◆ Permintaan tertulis ◆
Teruskan tulisan tentang kumpulan puisi Gado-Gado Kehidupan di bawah ini, mulai dari kalimat sesudah kalimat terakhir yang tercantum.

◆ Teks yang disediakan ◆

+---+

Saat kamu punya 100-an puisi, terpikir untuk menerbitkan kumpulan puisi secara indie?
Saya pikir, itu ide yang oke. Sebab, produk puisi rada susah untuk diterima oleh penerbit umum.

Akhir Nopember 2018 tiba-tiba saya mendapat kiriman satu buku dengan rona hijau kekuningan.
Tak ada kata “kumpulan puisi” di sampul buku dengan judul Gado-Gado Kehidupan itu. Hanya ada nama Sri Fatmadewi (Merry) tertulis di sisi atas sampul buku.
Senang? Tentu saja.
Merry sahabat baik saya. Kami satu komunitas penulis dan sering saling intip isi medsos masing-masing.
Menerbitkan kumpulan puisi secara self publishing dilakukan Merry dengan alasan untuk berbagi informasi. Juga, untuk mencelikkan mata hati agar kehidupan di masa mendatang lebih baik dari yang sekarang, warisan untuk anak cucu kita.
Begitu idealisme Merry yang eksplisit tertulis di sampul buku kumpulan puisi ini.
Pada bagian lain, Merry juga menulis, di dalam kehidupan sebagai manusia, kita ingin dapat memilih hidup lancar dan sukses selalu.
Namun–lanjut Merry–pada kenyataannya hidup itu terasa manis, asin, dan asam. Bahkan pahit. Kita sebagai manusia berbudi kadang lebih memilih diam walau hati ini kecil berontak.

+---+

◆ Informasi yang diberikan ◆

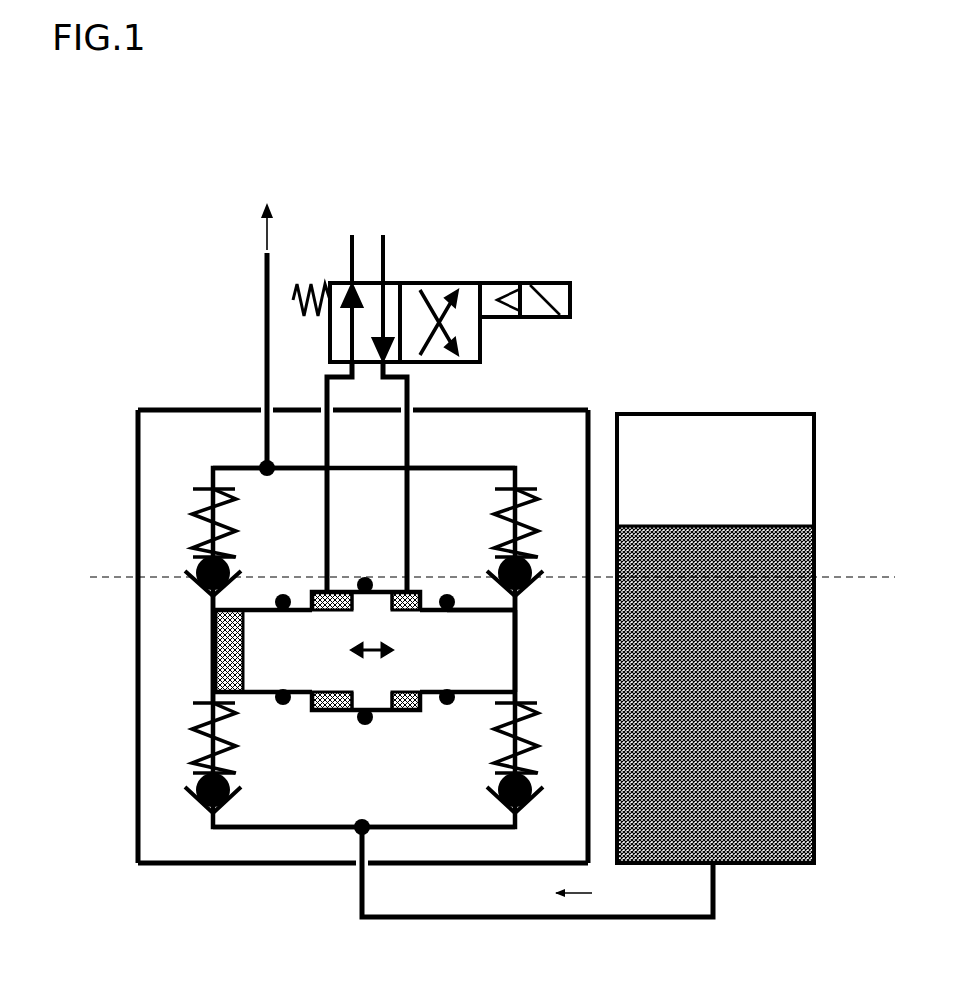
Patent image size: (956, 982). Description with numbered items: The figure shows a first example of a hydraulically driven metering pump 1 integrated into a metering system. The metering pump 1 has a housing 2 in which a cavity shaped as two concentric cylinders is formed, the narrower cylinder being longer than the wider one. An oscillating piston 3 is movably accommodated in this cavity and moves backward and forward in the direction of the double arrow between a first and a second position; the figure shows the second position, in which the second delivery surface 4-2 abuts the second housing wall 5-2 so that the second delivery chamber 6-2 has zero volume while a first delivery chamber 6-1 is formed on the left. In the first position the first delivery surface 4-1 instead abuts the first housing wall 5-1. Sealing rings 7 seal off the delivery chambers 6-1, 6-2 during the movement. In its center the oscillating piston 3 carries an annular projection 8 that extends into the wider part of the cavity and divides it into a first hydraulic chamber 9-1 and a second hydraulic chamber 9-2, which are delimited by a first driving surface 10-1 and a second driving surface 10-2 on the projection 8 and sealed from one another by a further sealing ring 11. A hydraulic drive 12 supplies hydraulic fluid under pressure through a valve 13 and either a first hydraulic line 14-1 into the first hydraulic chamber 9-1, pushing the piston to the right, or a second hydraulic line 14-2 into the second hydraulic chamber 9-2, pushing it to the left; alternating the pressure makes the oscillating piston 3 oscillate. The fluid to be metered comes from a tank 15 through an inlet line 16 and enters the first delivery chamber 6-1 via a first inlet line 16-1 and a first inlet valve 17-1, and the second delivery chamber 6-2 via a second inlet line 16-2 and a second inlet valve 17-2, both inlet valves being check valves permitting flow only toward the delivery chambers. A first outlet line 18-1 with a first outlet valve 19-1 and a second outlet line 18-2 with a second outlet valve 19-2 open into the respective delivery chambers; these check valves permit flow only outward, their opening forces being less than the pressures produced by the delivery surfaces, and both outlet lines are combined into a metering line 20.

The metering pump 1 is at (100, 406).
The housing 2 is at (160, 625).
The oscillating piston 3 is at (313, 662).
The first delivery surface 4-1 is at (212, 672).
The second delivery surface 4-2 is at (520, 680).
The first housing wall 5-1 is at (208, 645).
The second housing wall 5-2 is at (522, 616).
The first delivery chamber 6-1 is at (212, 620).
The second delivery chamber 6-2 is at (522, 640).
The sealing rings 7 is at (282, 704).
The annular projection 8 is at (386, 603).
The first hydraulic chamber 9-1 is at (315, 712).
The second hydraulic chamber 9-2 is at (398, 712).
The first driving surface 10-1 is at (310, 591).
The second driving surface 10-2 is at (417, 591).
The sealing ring 11 is at (360, 580).
The hydraulic drive 12 is at (417, 221).
The valve 13 is at (448, 273).
The first hydraulic line 14-1 is at (324, 517).
The second hydraulic line 14-2 is at (412, 503).
The tank 15 is at (815, 842).
The inlet line 16 is at (572, 919).
The first inlet line 16-1 is at (290, 830).
The second inlet line 16-2 is at (482, 830).
The first inlet valve 17-1 is at (188, 758).
The second inlet valve 17-2 is at (490, 741).
The first outlet line 18-1 is at (232, 466).
The second outlet line 18-2 is at (470, 466).
The first outlet valve 19-1 is at (190, 508).
The second outlet valve 19-2 is at (530, 527).
The metering line 20 is at (262, 335).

+---+

◆ Jawaban benar ◆
Apakah buku kumpulan puisi ini wujud pemberontakan Merry?
Tampaknya memang demikian. Diakui oleh Merry, karya puisi ini lahir dari pengamatan dia serta pengalaman pribadi maupun melalui cerita atau pengalaman orang lain yang menambah warna-warni kehidupan.
Wajarlah bila ada nada protes yang tersampaikan dengan kata-kata terpilih menjadi ciri puisi penulis buku kumpulan puisi ini.
“Dalam hal penulisan, puisi ini berisi perasaan, curahan hati, keprihatinan, dan kritik sosial yang menjadi salah satu ciri khas saya,” aku Merry.
Dari idealisme itu, saya patut acungkan jempol saya untuk Merry. Ia tidak sekadar menulis dan menulis saja. Sebab banyak penulis yang berhenti pada tahap itu.
Apa gunanya? Ya buat apa menulis kegelisahan dan protes kalau tidak disampaikan ke publik?
Itu lebih mirip gerundelan di dalam kamar mandi.
Menerbitkan kumpulan puisi secara indie seperti dilakukan oleh Merry tentu butuh kerja keras. Ia menulis sekaligus menyunting. Entah apa dia juga mendesain isi buku dan kovernya sendiri.
Hal yang pasti adalah biaya penerbitan dia tanggung sendiri. Akan terbayar bila bukunya mendapat pembeli yang cukup.
Catatan kecil untuk Merry adalah agar lebih jeli lagi dalam memilih jasa pencetakan buku. Agar kualitas cetakan buku lebih baik lagi. Sebab, buku ini sangat layak untuk disimpan dan dibaca berulang-ulang oleh para pemiliknya.

- Nah, tanpa izin Merry–moga dia nggak protes–saya kutipkan satu puisi dari buku kumpulan puisi berjudul Gado-Gado Kehidupan ini.
- Puisi ini dia tulis tahun 2018 pas ulang tahun saya, hahaha ….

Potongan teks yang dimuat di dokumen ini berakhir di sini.